TO BE DONE: Without further comment, state how many lines in the listing below contain the word "carregister".

## Start DATASET RECORDS

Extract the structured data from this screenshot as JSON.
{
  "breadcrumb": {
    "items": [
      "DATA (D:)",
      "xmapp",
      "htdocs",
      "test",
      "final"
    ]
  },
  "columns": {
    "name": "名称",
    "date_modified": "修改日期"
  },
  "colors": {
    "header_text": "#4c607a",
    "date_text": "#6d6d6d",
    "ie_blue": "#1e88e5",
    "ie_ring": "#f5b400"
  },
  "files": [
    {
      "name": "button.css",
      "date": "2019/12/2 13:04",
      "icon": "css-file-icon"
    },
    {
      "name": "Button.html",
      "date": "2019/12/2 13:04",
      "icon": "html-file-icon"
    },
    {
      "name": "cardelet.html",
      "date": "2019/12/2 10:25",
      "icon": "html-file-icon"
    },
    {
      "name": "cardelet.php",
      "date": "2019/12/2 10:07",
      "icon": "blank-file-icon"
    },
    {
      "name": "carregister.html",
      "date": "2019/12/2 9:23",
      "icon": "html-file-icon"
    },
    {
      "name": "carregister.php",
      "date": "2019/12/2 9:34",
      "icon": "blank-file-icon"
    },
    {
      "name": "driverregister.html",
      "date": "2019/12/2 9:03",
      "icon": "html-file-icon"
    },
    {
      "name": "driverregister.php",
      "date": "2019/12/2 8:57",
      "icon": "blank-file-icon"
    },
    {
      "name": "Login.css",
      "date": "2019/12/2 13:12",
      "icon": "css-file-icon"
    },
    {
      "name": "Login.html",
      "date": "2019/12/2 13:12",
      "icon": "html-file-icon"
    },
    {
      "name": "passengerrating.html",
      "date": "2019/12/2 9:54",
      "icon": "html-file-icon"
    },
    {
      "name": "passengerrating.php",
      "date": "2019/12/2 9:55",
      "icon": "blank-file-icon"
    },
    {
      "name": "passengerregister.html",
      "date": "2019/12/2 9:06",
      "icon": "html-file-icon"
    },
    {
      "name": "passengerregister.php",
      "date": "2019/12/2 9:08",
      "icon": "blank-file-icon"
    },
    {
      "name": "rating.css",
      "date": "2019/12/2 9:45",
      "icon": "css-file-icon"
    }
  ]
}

## End DATASET RECORDS

REPLY: 2